Set task -
For the listing underneath, give the count of lines containing the string "unknown" and nothing further.

Supplied information -
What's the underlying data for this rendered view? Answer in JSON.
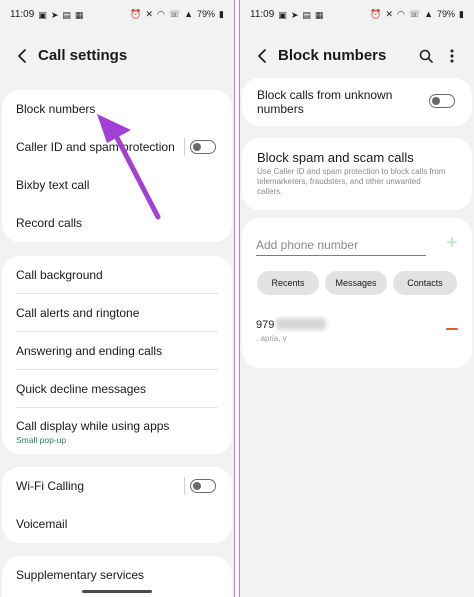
{
  "status": {
    "time": "11:09",
    "battery": "79%",
    "left_icons": [
      "gallery-icon",
      "send-icon",
      "image-icon",
      "grid-icon"
    ],
    "right_icons": [
      "alarm-icon",
      "mute-icon",
      "wifi-icon",
      "call-signal-icon",
      "signal-icon"
    ]
  },
  "left": {
    "title": "Call settings",
    "group1": [
      {
        "label": "Block numbers"
      },
      {
        "label": "Caller ID and spam protection",
        "toggle": false
      },
      {
        "label": "Bixby text call"
      },
      {
        "label": "Record calls"
      }
    ],
    "group2": [
      {
        "label": "Call background"
      },
      {
        "label": "Call alerts and ringtone"
      },
      {
        "label": "Answering and ending calls"
      },
      {
        "label": "Quick decline messages"
      },
      {
        "label": "Call display while using apps",
        "sub": "Small pop-up"
      }
    ],
    "group3": [
      {
        "label": "Wi-Fi Calling",
        "toggle": false
      },
      {
        "label": "Voicemail"
      }
    ],
    "group4": [
      {
        "label": "Supplementary services"
      }
    ]
  },
  "right": {
    "title": "Block numbers",
    "unknown": {
      "label": "Block calls from unknown numbers",
      "toggle": false
    },
    "spam": {
      "title": "Block spam and scam calls",
      "desc": "Use Caller ID and spam protection to block calls from telemarketers, fraudsters, and other unwanted callers."
    },
    "input": {
      "placeholder": "Add phone number",
      "value": ""
    },
    "pills": [
      "Recents",
      "Messages",
      "Contacts"
    ],
    "blocked": {
      "number": "979",
      "date": ". apria, v"
    }
  },
  "colors": {
    "accent": "#a23fd4",
    "remove": "#e2533d",
    "add": "#b3e6c5",
    "sub": "#1f8b4c"
  }
}
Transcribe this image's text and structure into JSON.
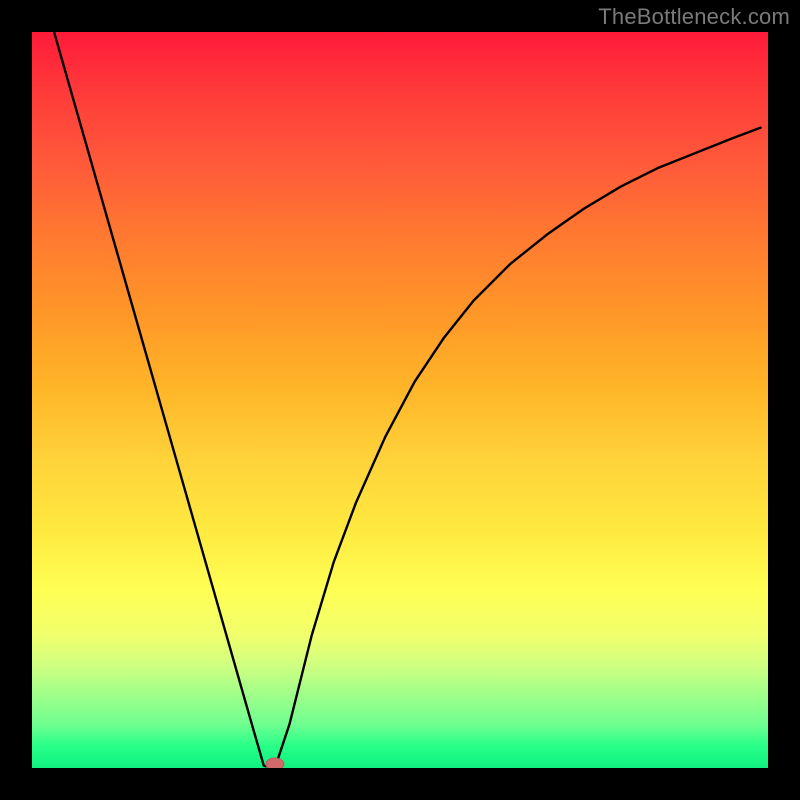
{
  "attribution": "TheBottleneck.com",
  "colors": {
    "bg": "#000000",
    "curve": "#000000",
    "marker_fill": "#d06a6a",
    "marker_stroke": "#c05a5a"
  },
  "chart_data": {
    "type": "line",
    "title": "",
    "xlabel": "",
    "ylabel": "",
    "xlim": [
      0,
      100
    ],
    "ylim": [
      0,
      100
    ],
    "grid": false,
    "series": [
      {
        "name": "bottleneck-curve",
        "x": [
          3.0,
          6.0,
          9.0,
          12.0,
          15.0,
          18.0,
          21.0,
          24.0,
          27.0,
          30.0,
          31.5,
          33.0,
          35.0,
          38.0,
          41.0,
          44.0,
          48.0,
          52.0,
          56.0,
          60.0,
          65.0,
          70.0,
          75.0,
          80.0,
          85.0,
          90.0,
          95.0,
          99.0
        ],
        "values": [
          100.0,
          89.5,
          79.0,
          68.5,
          58.0,
          47.5,
          37.0,
          26.5,
          16.0,
          5.5,
          0.3,
          0.0,
          6.0,
          18.0,
          28.0,
          36.0,
          45.0,
          52.5,
          58.5,
          63.5,
          68.5,
          72.5,
          76.0,
          79.0,
          81.5,
          83.5,
          85.5,
          87.0
        ]
      }
    ],
    "marker": {
      "x": 33.0,
      "y": 0.0
    }
  }
}
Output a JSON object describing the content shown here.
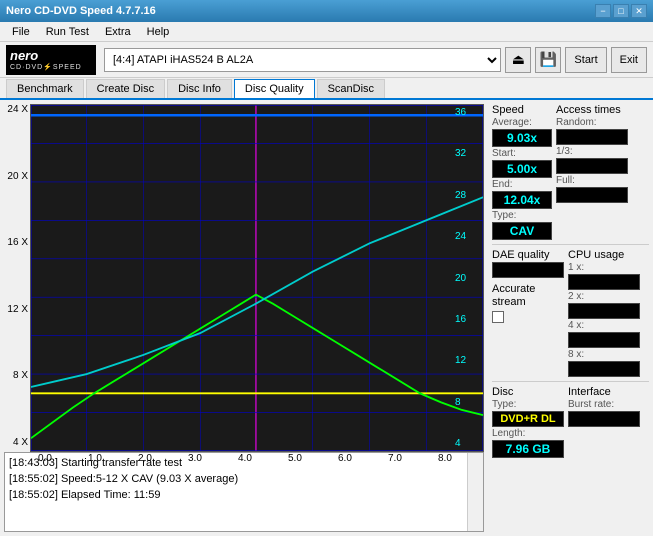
{
  "titleBar": {
    "title": "Nero CD-DVD Speed 4.7.7.16",
    "minBtn": "−",
    "maxBtn": "□",
    "closeBtn": "✕"
  },
  "menuBar": {
    "items": [
      "File",
      "Run Test",
      "Extra",
      "Help"
    ]
  },
  "toolbar": {
    "driveText": "[4:4]  ATAPI  iHAS524  B AL2A",
    "startBtn": "Start",
    "exitBtn": "Exit"
  },
  "tabs": [
    {
      "label": "Benchmark",
      "active": false
    },
    {
      "label": "Create Disc",
      "active": false
    },
    {
      "label": "Disc Info",
      "active": false
    },
    {
      "label": "Disc Quality",
      "active": true
    },
    {
      "label": "ScanDisc",
      "active": false
    }
  ],
  "rightPanel": {
    "speed": {
      "label": "Speed",
      "averageLabel": "Average:",
      "averageValue": "9.03x",
      "startLabel": "Start:",
      "startValue": "5.00x",
      "endLabel": "End:",
      "endValue": "12.04x",
      "typeLabel": "Type:",
      "typeValue": "CAV"
    },
    "accessTimes": {
      "label": "Access times",
      "randomLabel": "Random:",
      "randomValue": "",
      "oneThirdLabel": "1/3:",
      "oneThirdValue": "",
      "fullLabel": "Full:",
      "fullValue": ""
    },
    "cpuUsage": {
      "label": "CPU usage",
      "1x": "1 x:",
      "2x": "2 x:",
      "4x": "4 x:",
      "8x": "8 x:",
      "values": [
        "",
        "",
        "",
        ""
      ]
    },
    "daeQuality": {
      "label": "DAE quality",
      "value": ""
    },
    "accurateStream": {
      "label": "Accurate",
      "label2": "stream",
      "checked": false
    },
    "disc": {
      "label": "Disc",
      "typeLabel": "Type:",
      "typeValue": "DVD+R DL",
      "lengthLabel": "Length:",
      "lengthValue": "7.96 GB"
    },
    "interface": {
      "label": "Interface",
      "burstLabel": "Burst rate:",
      "burstValue": ""
    }
  },
  "chart": {
    "xLabels": [
      "0.0",
      "1.0",
      "2.0",
      "3.0",
      "4.0",
      "5.0",
      "6.0",
      "7.0",
      "8.0"
    ],
    "yLabelsLeft": [
      "24 X",
      "20 X",
      "16 X",
      "12 X",
      "8 X",
      "4 X"
    ],
    "yLabelsRight": [
      "36",
      "32",
      "28",
      "24",
      "20",
      "16",
      "12",
      "8",
      "4"
    ]
  },
  "log": {
    "entries": [
      "[18:43:03]  Starting transfer rate test",
      "[18:55:02]  Speed:5-12 X CAV (9.03 X average)",
      "[18:55:02]  Elapsed Time: 11:59"
    ]
  }
}
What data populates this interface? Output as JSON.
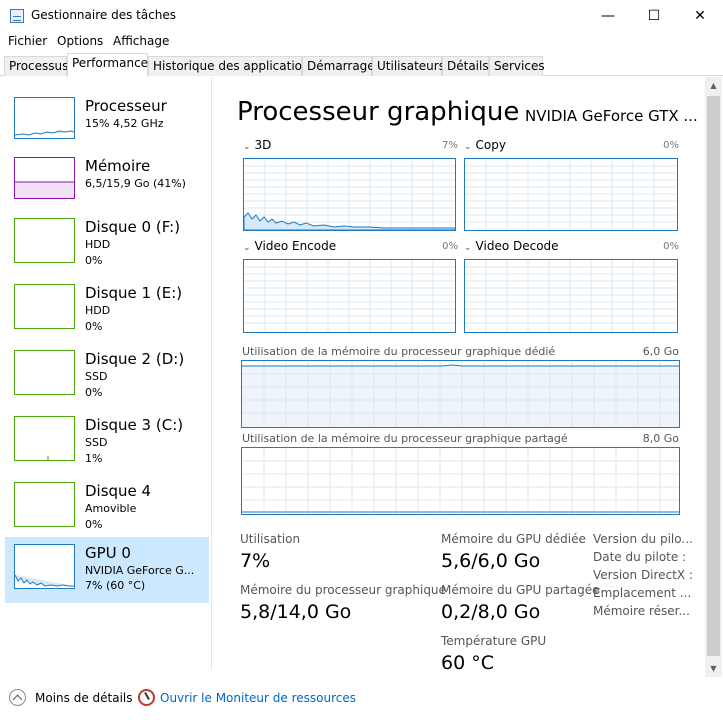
{
  "window": {
    "title": "Gestionnaire des tâches",
    "minimize_glyph": "—",
    "maximize_glyph": "☐",
    "close_glyph": "✕"
  },
  "menu": [
    "Fichier",
    "Options",
    "Affichage"
  ],
  "tabs": [
    {
      "label": "Processus",
      "active": false
    },
    {
      "label": "Performance",
      "active": true
    },
    {
      "label": "Historique des applications",
      "active": false
    },
    {
      "label": "Démarrage",
      "active": false
    },
    {
      "label": "Utilisateurs",
      "active": false
    },
    {
      "label": "Détails",
      "active": false
    },
    {
      "label": "Services",
      "active": false
    }
  ],
  "devices": [
    {
      "name": "Processeur",
      "sub1": "15% 4,52 GHz",
      "sub2": "",
      "color": "#1f7ac2"
    },
    {
      "name": "Mémoire",
      "sub1": "6,5/15,9 Go (41%)",
      "sub2": "",
      "color": "#8b12ae"
    },
    {
      "name": "Disque 0 (F:)",
      "sub1": "HDD",
      "sub2": "0%",
      "color": "#4da60c"
    },
    {
      "name": "Disque 1 (E:)",
      "sub1": "HDD",
      "sub2": "0%",
      "color": "#4da60c"
    },
    {
      "name": "Disque 2 (D:)",
      "sub1": "SSD",
      "sub2": "0%",
      "color": "#4da60c"
    },
    {
      "name": "Disque 3 (C:)",
      "sub1": "SSD",
      "sub2": "1%",
      "color": "#4da60c"
    },
    {
      "name": "Disque 4",
      "sub1": "Amovible",
      "sub2": "0%",
      "color": "#4da60c"
    },
    {
      "name": "GPU 0",
      "sub1": "NVIDIA GeForce G...",
      "sub2": "7% (60 °C)",
      "color": "#1f7ac2",
      "selected": true
    }
  ],
  "main": {
    "title": "Processeur graphique",
    "gpu_model": "NVIDIA GeForce GTX ...",
    "engines": [
      {
        "label": "3D",
        "percent": "7%"
      },
      {
        "label": "Copy",
        "percent": "0%"
      },
      {
        "label": "Video Encode",
        "percent": "0%"
      },
      {
        "label": "Video Decode",
        "percent": "0%"
      }
    ],
    "dedicated_memory": {
      "label": "Utilisation de la mémoire du processeur graphique dédié",
      "max": "6,0 Go"
    },
    "shared_memory": {
      "label": "Utilisation de la mémoire du processeur graphique partagé",
      "max": "8,0 Go"
    }
  },
  "stats": {
    "utilisation_label": "Utilisation",
    "utilisation_value": "7%",
    "gpu_memory_label": "Mémoire du processeur graphique",
    "gpu_memory_value": "5,8/14,0 Go",
    "dedicated_label": "Mémoire du GPU dédiée",
    "dedicated_value": "5,6/6,0 Go",
    "shared_label": "Mémoire du GPU partagée",
    "shared_value": "0,2/8,0 Go",
    "temp_label": "Température GPU",
    "temp_value": "60 °C",
    "side": [
      "Version du pilo...",
      "Date du pilote :",
      "Version DirectX :",
      "Emplacement ...",
      "Mémoire réser..."
    ]
  },
  "footer": {
    "less_details": "Moins de détails",
    "monitor_link": "Ouvrir le Moniteur de ressources"
  }
}
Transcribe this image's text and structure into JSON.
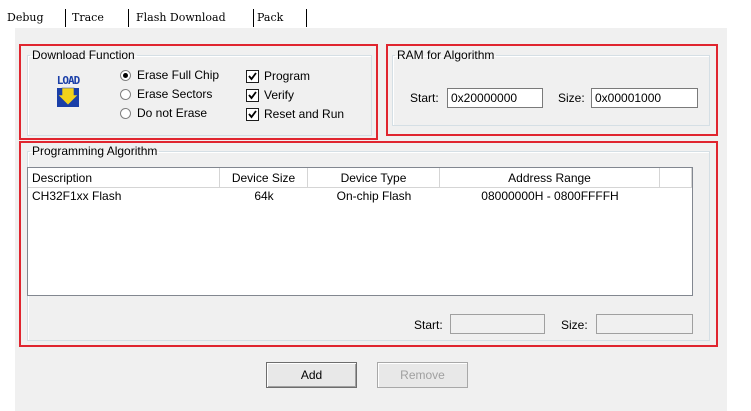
{
  "tabs": [
    {
      "label": "Debug"
    },
    {
      "label": "Trace"
    },
    {
      "label": "Flash Download"
    },
    {
      "label": "Pack"
    }
  ],
  "active_tab": "Flash Download",
  "download_function": {
    "title": "Download Function",
    "icon_text": "LOAD",
    "radios": [
      {
        "label": "Erase Full Chip",
        "checked": true
      },
      {
        "label": "Erase Sectors",
        "checked": false
      },
      {
        "label": "Do not Erase",
        "checked": false
      }
    ],
    "checks": [
      {
        "label": "Program",
        "checked": true
      },
      {
        "label": "Verify",
        "checked": true
      },
      {
        "label": "Reset and Run",
        "checked": true
      }
    ]
  },
  "ram": {
    "title": "RAM for Algorithm",
    "start_label": "Start:",
    "start_value": "0x20000000",
    "size_label": "Size:",
    "size_value": "0x00001000"
  },
  "programming": {
    "title": "Programming Algorithm",
    "columns": [
      "Description",
      "Device Size",
      "Device Type",
      "Address Range"
    ],
    "rows": [
      {
        "description": "CH32F1xx Flash",
        "size": "64k",
        "type": "On-chip Flash",
        "range": "08000000H - 0800FFFFH"
      }
    ],
    "start_label": "Start:",
    "start_value": "",
    "size_label": "Size:",
    "size_value": ""
  },
  "buttons": {
    "add": "Add",
    "remove": "Remove"
  },
  "colors": {
    "highlight": "#e0252f",
    "panel": "#f0f0f0",
    "icon_blue": "#1a3fa8",
    "icon_yellow": "#f2d21a"
  }
}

Exercise result -
2